▸ **Exercise requirements**:
All lines in which the word "Aksturskostnaður" occurs are to be extracted.

▸ **Entries**:
::::

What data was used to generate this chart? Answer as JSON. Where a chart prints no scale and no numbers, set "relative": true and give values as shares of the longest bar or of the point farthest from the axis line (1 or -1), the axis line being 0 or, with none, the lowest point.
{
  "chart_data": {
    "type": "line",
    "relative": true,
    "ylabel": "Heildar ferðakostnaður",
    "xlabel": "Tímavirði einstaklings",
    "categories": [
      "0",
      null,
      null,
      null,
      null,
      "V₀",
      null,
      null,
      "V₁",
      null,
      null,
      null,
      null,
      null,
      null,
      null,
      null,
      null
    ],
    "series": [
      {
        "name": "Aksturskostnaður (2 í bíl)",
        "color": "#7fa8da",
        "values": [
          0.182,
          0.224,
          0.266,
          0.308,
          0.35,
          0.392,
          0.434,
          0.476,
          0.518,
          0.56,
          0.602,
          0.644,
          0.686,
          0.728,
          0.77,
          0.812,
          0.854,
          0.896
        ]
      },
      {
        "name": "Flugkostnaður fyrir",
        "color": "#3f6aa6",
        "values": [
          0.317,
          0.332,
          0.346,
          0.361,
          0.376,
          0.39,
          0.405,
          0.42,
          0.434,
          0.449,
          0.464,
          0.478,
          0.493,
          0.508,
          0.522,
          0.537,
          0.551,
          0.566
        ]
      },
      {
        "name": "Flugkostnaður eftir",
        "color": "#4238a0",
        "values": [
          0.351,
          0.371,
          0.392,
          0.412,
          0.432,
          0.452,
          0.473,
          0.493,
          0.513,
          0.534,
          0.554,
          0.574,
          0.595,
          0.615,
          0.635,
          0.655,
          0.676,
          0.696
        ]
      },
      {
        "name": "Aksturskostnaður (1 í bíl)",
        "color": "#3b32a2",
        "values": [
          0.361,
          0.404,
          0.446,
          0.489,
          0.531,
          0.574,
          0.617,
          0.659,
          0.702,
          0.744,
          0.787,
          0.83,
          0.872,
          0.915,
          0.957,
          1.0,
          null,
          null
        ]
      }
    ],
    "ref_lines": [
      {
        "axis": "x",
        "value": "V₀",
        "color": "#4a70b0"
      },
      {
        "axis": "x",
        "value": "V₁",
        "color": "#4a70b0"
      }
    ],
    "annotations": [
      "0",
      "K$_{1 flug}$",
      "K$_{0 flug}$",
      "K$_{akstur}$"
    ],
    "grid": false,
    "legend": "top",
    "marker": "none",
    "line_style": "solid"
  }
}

::::

▸ **Solved exercise**:
        "name": "Aksturskostnaður (2 í bíl)",
        "name": "Aksturskostnaður (1 í bíl)",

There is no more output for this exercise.